- 选文
######
Hive中除了支持和传统数据库中一样的内关联、左关联、右关联、全关联，还支持LEFT SEMI JOIN 和 CROSS JOIN，但这两种 JOIN 类型也可以用前面的代替。

Hive 支持等值连接（a.id = b.id ）, , 不支持非等值( (a.id>b.id) ) 的连接Hive 支持多 2 个以上表之间的 join .

写 join 查询时，需要注意几个关键点：

join 时，每次 map/reduce 任务的逻辑：把最大的那个表写在最后（否则会因为缓存浪费大量内存）。
left ， right 和 full outer 关键字用于处理 join 中空记录的情况select a.val, b.val from a left outer join b on (a.key=b.key)
Join发生在WHERE子句之前
Join 是不能交换位置的

关于hive中的各种join
准备数据 a.txt

1,a
2,b
3,c
4,d
7,y
8,u

b.txt

2,bb
3,cc
7,yy
9,pp

建表：

create table a(id int,name string)
row format delimited fields terminated by ',';

create table b(id int,name string)
row format delimited fields terminated by ',';

导入数据

load data local inpath '/root/hivedata/a.txt' into table a;
load data local inpath '/root/hivedata/b.txt' into table b;

测试 :

inner join

select * from a inner join b on a.id=b.id;
结果如下 : 展示的是两个表的匹配部分
+-------+---------+-------+---------+--+
| a.id  | a.name  | b.id  | b.name  |
+-------+---------+-------+---------+--+
| 2     | b       | 2     | bb      |
| 3     | c       | 3     | cc      |
| 7     | y       | 7     | yy      |
+-------+---------+-------+---------+--+

**left join **

select * from a left join b on a.id=b.id;
结果如下 : 展示的是左表的全部 , 右边没有匹配到的的展示为NULL
+-------+---------+-------+---------+--+
| a.id  | a.name  | b.id  | b.name  |
+-------+---------+-------+---------+--+
| 1     | a       | NULL  | NULL    |
| 2     | b       | 2     | bb      |
| 3     | c       | 3     | cc      |
| 4     | d       | NULL  | NULL    |
| 7     | y       | 7     | yy      |
| 8     | u       | NULL  | NULL    |
+-------+---------+-------+---------+--+

right join

select * from a right join b on a.id=b.id;
结果如下 : 展示的是右表的全部 , 左表为匹配到的展示位NULL
+-------+---------+-------+---------+--+
| a.id  | a.name  | b.id  | b.name  |
+-------+---------+-------+---------+--+
| 2     | b       | 2     | bb      |
| 3     | c       | 3     | cc      |
| 7     | y       | 7     | yy      |
| NULL  | NULL    | 9     | pp      |
+-------+---------+-------+---------+--+

outer join

select * from a full outer join b on a.id=b.id;
结果如下 : 展示结果为左右表的全部 , 各自未匹配的展示为NULL
+-------+---------+-------+---------+--+
| a.id  | a.name  | b.id  | b.name  |
+-------+---------+-------+---------+--+
| 1     | a       | NULL  | NULL    |
| 2     | b       | 2     | bb      |
| 3     | c       | 3     | cc      |
| 4     | d       | NULL  | NULL    |
| 7     | y       | 7     | yy      |
| 8     | u       | NULL  | NULL    |
| NULL  | NULL    | 9     | pp      |
+-------+---------+-------+---------+--+

hive中的特别join

select * from a left semi join b on a.id = b.id;
等价于
select a.* from a inner join b on a.id=b.id;
但是上面一个的性能要优于下面的
结果如下 : 展示a表中的两表匹配的部分 , 只有a表
+-------+---------+--+
| a.id  | a.name  |
+-------+---------+--+
| 2     | b       |
| 3     | c       |
| 7     | y       |
+-------+---------+--+
相当于
select a.id,a.name from a where a.id in (select b.id from b); 在hive中效率极低

select a.id,a.name from a join b on (a.id = b.id);

select * from a inner join b on a.id=b.id;

cross join（##慎用）

返回两个表的笛卡尔积结果，不需要指定关联键。
######
- 所给数据行

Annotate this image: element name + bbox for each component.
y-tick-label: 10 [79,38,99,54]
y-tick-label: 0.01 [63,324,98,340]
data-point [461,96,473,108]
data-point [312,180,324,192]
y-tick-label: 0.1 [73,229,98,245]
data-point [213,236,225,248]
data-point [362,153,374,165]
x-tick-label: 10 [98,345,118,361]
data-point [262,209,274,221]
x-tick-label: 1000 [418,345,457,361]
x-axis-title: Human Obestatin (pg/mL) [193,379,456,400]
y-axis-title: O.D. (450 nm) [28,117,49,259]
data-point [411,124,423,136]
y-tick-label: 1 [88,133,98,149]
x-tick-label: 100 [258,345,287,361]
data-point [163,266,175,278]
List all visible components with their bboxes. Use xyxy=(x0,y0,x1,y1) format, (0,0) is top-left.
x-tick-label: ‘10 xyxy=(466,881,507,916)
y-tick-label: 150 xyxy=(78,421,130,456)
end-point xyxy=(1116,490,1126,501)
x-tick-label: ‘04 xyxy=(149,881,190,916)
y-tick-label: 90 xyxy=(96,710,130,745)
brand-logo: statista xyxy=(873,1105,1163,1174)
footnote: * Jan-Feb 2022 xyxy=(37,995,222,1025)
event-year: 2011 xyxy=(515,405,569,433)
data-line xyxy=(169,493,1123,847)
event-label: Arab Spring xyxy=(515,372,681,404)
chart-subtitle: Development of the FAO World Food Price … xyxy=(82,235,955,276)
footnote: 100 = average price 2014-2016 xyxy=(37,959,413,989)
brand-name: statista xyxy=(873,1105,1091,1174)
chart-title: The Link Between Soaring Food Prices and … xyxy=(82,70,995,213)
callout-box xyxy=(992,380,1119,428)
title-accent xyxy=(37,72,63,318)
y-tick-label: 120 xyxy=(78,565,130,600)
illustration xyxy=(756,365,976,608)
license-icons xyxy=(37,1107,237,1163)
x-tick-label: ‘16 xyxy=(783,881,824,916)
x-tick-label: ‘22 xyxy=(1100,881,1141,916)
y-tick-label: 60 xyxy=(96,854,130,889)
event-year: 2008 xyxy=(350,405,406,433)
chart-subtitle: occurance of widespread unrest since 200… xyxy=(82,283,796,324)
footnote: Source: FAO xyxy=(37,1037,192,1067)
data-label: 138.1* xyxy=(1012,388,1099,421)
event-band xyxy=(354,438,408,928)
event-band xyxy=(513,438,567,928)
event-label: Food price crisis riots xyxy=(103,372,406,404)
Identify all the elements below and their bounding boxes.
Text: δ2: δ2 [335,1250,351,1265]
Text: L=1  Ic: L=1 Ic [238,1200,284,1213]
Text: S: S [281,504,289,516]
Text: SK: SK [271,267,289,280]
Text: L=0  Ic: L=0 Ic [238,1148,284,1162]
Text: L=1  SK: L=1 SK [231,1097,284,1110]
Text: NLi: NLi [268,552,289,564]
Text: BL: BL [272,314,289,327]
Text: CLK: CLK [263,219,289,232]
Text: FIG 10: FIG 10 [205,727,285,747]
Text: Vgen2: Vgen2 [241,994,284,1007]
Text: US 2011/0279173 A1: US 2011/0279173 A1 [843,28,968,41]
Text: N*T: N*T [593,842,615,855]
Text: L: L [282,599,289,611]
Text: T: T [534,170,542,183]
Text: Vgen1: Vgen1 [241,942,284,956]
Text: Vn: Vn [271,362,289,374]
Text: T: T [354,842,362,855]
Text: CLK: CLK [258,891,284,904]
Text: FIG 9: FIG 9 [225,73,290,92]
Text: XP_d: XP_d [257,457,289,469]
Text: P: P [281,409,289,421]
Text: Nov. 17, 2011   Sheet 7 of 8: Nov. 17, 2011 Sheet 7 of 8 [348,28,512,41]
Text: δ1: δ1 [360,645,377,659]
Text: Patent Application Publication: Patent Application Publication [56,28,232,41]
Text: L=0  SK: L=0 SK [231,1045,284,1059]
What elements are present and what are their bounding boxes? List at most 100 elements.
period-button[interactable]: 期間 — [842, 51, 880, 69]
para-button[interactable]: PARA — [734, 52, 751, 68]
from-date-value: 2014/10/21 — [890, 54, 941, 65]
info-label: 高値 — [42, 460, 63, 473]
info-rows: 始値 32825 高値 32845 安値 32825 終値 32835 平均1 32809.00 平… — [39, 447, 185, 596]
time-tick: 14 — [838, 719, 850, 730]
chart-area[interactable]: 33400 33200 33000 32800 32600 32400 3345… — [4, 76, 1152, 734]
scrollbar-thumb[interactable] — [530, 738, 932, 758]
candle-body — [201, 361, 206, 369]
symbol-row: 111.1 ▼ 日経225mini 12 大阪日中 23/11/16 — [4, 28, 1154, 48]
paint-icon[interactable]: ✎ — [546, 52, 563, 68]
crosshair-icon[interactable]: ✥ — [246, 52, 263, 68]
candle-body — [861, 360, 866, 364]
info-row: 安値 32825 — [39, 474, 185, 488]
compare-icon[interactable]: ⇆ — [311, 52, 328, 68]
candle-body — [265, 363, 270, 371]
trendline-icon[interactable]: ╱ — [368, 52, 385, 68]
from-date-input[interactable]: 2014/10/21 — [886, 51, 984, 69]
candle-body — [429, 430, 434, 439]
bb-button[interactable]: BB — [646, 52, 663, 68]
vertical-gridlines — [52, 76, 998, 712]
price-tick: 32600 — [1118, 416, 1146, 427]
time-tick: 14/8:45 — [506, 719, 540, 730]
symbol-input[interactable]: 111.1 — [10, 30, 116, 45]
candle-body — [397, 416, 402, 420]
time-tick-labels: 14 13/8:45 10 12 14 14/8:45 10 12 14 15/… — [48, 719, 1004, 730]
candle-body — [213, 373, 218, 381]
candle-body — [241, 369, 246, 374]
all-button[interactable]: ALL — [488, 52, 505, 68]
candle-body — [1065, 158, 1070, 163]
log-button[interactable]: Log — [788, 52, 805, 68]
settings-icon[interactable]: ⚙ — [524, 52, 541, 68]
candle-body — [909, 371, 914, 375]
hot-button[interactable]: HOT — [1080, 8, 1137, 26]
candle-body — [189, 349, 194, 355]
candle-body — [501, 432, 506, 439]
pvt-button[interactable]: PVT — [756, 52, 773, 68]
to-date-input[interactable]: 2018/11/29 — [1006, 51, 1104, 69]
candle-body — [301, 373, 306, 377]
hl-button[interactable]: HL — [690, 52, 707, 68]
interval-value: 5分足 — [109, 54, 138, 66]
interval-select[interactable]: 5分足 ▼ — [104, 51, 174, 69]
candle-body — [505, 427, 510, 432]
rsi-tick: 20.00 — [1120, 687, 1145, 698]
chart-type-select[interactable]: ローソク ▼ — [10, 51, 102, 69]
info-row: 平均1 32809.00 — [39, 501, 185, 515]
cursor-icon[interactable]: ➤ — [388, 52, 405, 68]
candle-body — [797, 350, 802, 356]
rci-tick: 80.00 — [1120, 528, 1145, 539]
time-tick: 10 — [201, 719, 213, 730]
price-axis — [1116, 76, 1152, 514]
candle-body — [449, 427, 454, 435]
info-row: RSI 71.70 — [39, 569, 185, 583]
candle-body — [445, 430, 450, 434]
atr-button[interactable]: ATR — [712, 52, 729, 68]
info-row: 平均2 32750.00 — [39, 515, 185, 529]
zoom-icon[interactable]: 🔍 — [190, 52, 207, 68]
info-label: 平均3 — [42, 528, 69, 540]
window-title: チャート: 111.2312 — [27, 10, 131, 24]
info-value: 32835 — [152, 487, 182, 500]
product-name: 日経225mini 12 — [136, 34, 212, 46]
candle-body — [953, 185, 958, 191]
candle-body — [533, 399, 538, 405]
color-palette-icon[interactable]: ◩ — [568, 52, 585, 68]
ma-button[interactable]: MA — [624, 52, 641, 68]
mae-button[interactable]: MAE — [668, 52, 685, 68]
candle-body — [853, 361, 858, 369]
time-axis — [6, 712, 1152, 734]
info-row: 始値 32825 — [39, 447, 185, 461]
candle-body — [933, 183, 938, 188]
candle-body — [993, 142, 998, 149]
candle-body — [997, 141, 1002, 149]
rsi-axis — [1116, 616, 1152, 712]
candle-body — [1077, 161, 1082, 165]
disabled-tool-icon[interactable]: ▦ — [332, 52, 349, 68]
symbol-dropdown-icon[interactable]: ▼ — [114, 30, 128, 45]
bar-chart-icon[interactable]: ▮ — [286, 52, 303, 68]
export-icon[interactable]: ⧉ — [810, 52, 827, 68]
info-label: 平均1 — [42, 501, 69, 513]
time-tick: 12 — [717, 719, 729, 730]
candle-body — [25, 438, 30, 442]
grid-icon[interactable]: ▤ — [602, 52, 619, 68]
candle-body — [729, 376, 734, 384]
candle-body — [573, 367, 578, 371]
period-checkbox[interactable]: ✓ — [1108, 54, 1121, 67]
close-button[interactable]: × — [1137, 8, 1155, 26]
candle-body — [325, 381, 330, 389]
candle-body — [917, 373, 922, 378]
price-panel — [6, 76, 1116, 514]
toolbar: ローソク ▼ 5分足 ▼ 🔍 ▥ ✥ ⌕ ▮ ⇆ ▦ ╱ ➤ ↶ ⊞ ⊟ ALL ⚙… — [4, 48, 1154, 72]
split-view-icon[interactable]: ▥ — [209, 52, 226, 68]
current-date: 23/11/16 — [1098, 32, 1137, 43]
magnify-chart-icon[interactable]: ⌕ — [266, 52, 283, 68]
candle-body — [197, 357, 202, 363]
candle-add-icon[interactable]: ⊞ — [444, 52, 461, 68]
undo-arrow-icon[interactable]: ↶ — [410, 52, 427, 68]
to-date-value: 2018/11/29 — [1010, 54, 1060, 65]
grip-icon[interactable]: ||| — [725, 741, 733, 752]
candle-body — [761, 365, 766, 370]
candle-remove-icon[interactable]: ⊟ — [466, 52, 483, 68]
######
- 任务说明
- 1) 按照选文的说法，写 join 查询时应该把哪个表写在最后？
- 2) 请返回选文中从“Hive中除了支持和传统数据库中一样的内关联、左关联、右关联、全关联，还支持LEFT SEMI JOIN”一直到“时，每次 map/reduce 任务的逻辑：把最大的那个表写在最后（否则会因为缓存浪费大量内存）。”的全部文字，一字不改。

- 各题答案
- 1) 最大的那个表。

- 2)
Hive中除了支持和传统数据库中一样的内关联、左关联、右关联、全关联，还支持LEFT SEMI JOIN 和 CROSS JOIN，但这两种 JOIN 类型也可以用前面的代替。

Hive 支持等值连接（a.id = b.id ）, , 不支持非等值( (a.id>b.id) ) 的连接Hive 支持多 2 个以上表之间的 join .

写 join 查询时，需要注意几个关键点：

join 时，每次 map/reduce 任务的逻辑：把最大的那个表写在最后（否则会因为缓存浪费大量内存）。